— WHAT THIS TASK INVOLVES —
All records must be quoted exactly. Omit the pictures.

— Begin SUPPLIED MATERIAL —

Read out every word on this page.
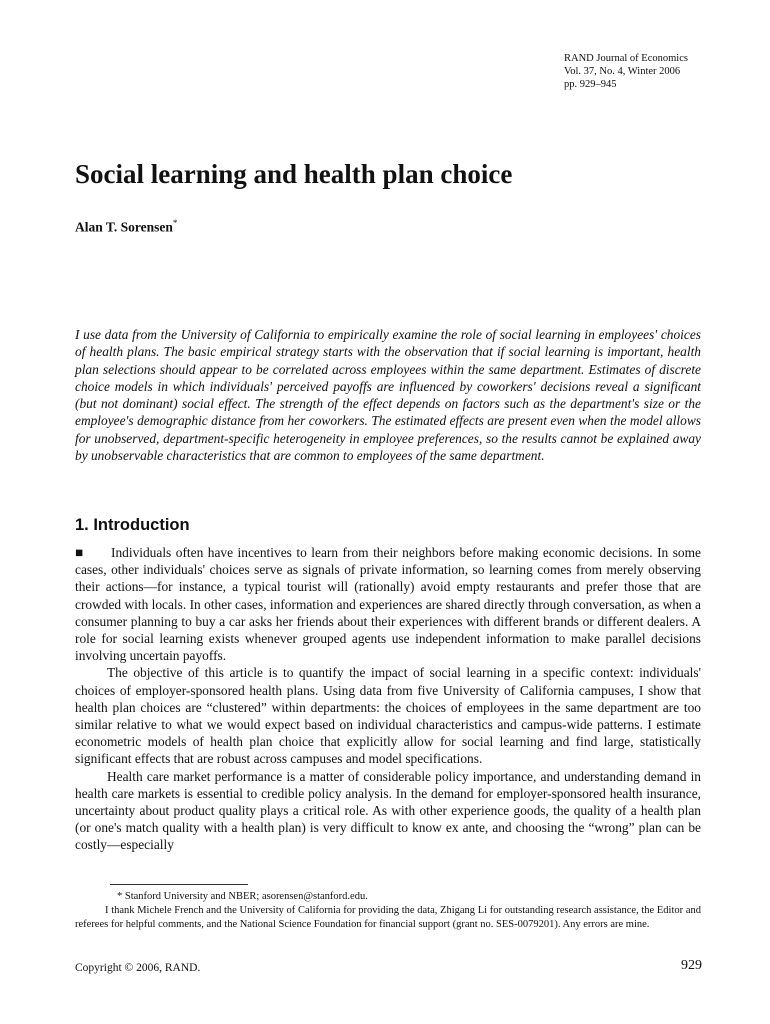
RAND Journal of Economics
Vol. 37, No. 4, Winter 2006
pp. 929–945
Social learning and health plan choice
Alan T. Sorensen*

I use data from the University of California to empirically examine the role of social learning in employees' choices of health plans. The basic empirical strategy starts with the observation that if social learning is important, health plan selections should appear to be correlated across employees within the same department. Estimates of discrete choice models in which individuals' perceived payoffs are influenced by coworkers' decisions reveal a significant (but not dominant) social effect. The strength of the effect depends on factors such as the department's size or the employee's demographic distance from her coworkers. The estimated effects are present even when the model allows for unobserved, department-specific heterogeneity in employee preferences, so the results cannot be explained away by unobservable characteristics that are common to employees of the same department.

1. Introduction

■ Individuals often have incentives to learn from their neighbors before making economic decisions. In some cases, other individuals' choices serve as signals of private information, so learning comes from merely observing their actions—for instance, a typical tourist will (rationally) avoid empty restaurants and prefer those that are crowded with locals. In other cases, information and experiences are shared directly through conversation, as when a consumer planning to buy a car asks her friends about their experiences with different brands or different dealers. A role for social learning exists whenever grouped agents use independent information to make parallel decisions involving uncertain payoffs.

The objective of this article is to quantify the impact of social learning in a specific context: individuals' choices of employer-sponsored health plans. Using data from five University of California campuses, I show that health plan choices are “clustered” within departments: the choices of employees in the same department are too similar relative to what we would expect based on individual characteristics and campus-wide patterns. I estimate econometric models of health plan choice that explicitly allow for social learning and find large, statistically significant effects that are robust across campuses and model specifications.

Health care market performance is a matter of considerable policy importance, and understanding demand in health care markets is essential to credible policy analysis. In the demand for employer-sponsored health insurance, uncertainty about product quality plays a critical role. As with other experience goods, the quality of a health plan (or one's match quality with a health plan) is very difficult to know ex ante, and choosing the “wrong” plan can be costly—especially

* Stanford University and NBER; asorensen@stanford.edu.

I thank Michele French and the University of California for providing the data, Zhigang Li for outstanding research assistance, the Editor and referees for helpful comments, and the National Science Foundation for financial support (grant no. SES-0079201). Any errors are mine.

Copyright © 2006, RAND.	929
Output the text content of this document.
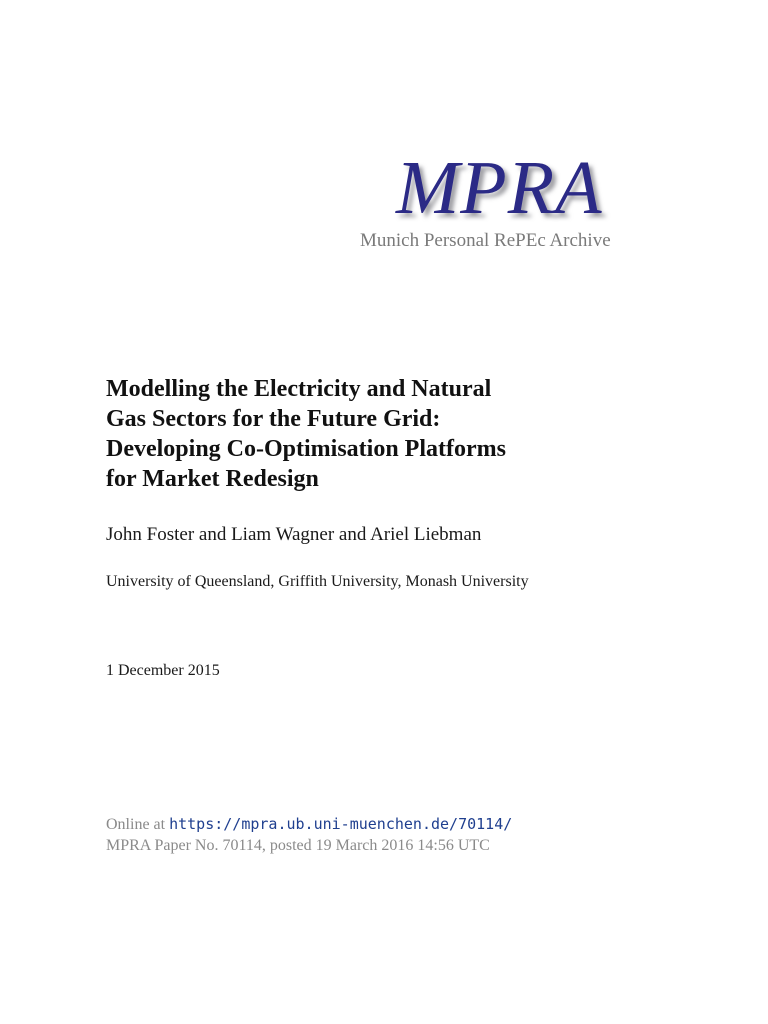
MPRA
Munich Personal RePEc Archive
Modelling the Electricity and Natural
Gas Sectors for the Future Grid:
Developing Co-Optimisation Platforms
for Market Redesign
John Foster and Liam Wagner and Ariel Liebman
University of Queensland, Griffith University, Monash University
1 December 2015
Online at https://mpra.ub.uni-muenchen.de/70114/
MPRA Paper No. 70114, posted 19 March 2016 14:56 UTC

— End SUPPLIED MATERIAL —

— RESPONSE FOR THIS EXERCISE —
Read out every word on this page.
RAND Journal of Economics
Vol. 37, No. 4, Winter 2006
pp. 929–945
Social learning and health plan choice
Alan T. Sorensen*

I use data from the University of California to empirically examine the role of social learning in employees' choices of health plans. The basic empirical strategy starts with the observation that if social learning is important, health plan selections should appear to be correlated across employees within the same department. Estimates of discrete choice models in which individuals' perceived payoffs are influenced by coworkers' decisions reveal a significant (but not dominant) social effect. The strength of the effect depends on factors such as the department's size or the employee's demographic distance from her coworkers. The estimated effects are present even when the model allows for unobserved, department-specific heterogeneity in employee preferences, so the results cannot be explained away by unobservable characteristics that are common to employees of the same department.

1. Introduction

■ Individuals often have incentives to learn from their neighbors before making economic decisions. In some cases, other individuals' choices serve as signals of private information, so learning comes from merely observing their actions—for instance, a typical tourist will (rationally) avoid empty restaurants and prefer those that are crowded with locals. In other cases, information and experiences are shared directly through conversation, as when a consumer planning to buy a car asks her friends about their experiences with different brands or different dealers. A role for social learning exists whenever grouped agents use independent information to make parallel decisions involving uncertain payoffs.

The objective of this article is to quantify the impact of social learning in a specific context: individuals' choices of employer-sponsored health plans. Using data from five University of California campuses, I show that health plan choices are “clustered” within departments: the choices of employees in the same department are too similar relative to what we would expect based on individual characteristics and campus-wide patterns. I estimate econometric models of health plan choice that explicitly allow for social learning and find large, statistically significant effects that are robust across campuses and model specifications.

Health care market performance is a matter of considerable policy importance, and understanding demand in health care markets is essential to credible policy analysis. In the demand for employer-sponsored health insurance, uncertainty about product quality plays a critical role. As with other experience goods, the quality of a health plan (or one's match quality with a health plan) is very difficult to know ex ante, and choosing the “wrong” plan can be costly—especially

* Stanford University and NBER; asorensen@stanford.edu.

I thank Michele French and the University of California for providing the data, Zhigang Li for outstanding research assistance, the Editor and referees for helpful comments, and the National Science Foundation for financial support (grant no. SES-0079201). Any errors are mine.

Copyright © 2006, RAND.	929
Output the text content of this document.
MPRA
Munich Personal RePEc Archive
Modelling the Electricity and Natural
Gas Sectors for the Future Grid:
Developing Co-Optimisation Platforms
for Market Redesign
John Foster and Liam Wagner and Ariel Liebman
University of Queensland, Griffith University, Monash University
1 December 2015
Online at https://mpra.ub.uni-muenchen.de/70114/
MPRA Paper No. 70114, posted 19 March 2016 14:56 UTC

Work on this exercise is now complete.